OBJECTIVE:
Bring together all lines of the material below that contain the string "小结与复习".
--------
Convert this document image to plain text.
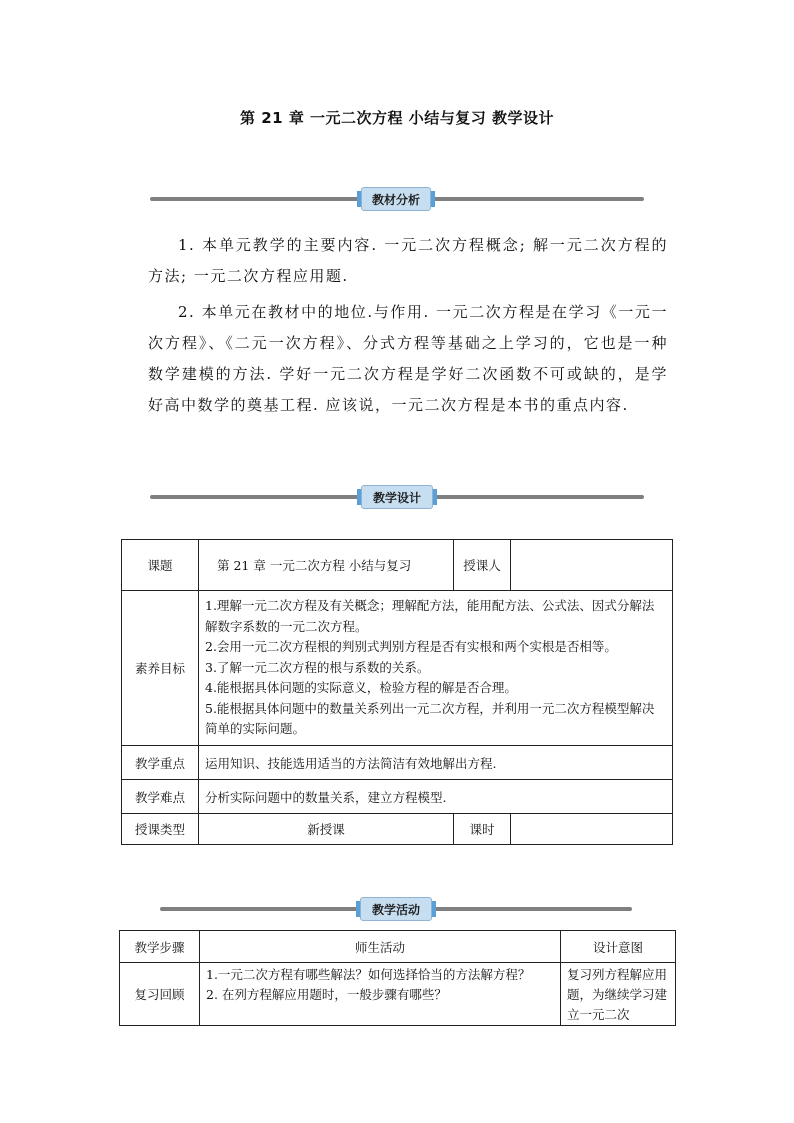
第 21 章 一元二次方程 小结与复习 教学设计
教材分析

1. 本单元教学的主要内容. 一元二次方程概念; 解一元二次方程的方法; 一元二次方程应用题.

2. 本单元在教材中的地位.与作用. 一元二次方程是在学习《一元一次方程》、《二元一次方程》、分式方程等基础之上学习的，它也是一种数学建模的方法. 学好一元二次方程是学好二次函数不可或缺的，是学好高中数学的奠基工程. 应该说，一元二次方程是本书的重点内容.

教学设计
课题	第 21 章 一元二次方程 小结与复习	授课人	
素养目标	1.理解一元二次方程及有关概念；理解配方法，能用配方法、公式法、因式分解法解数字系数的一元二次方程。
2.会用一元二次方程根的判别式判别方程是否有实根和两个实根是否相等。
3.了解一元二次方程的根与系数的关系。
4.能根据具体问题的实际意义，检验方程的解是否合理。
5.能根据具体问题中的数量关系列出一元二次方程，并利用一元二次方程模型解决简单的实际问题。		

教学重点	运用知识、技能选用适当的方法简洁有效地解出方程.		
教学难点	分析实际问题中的数量关系，建立方程模型.		
授课类型	新授课	课时	
教学活动
教学步骤	师生活动	设计意图
复习回顾	1.一元二次方程有哪些解法？如何选择恰当的方法解方程？
2. 在列方程解应用题时，一般步骤有哪些？	复习列方程解应用题，为继续学习建立一元二次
--------
FULL RESPONSE:
第 21 章 一元二次方程 小结与复习 教学设计
课题	第 21 章 一元二次方程 小结与复习	授课人	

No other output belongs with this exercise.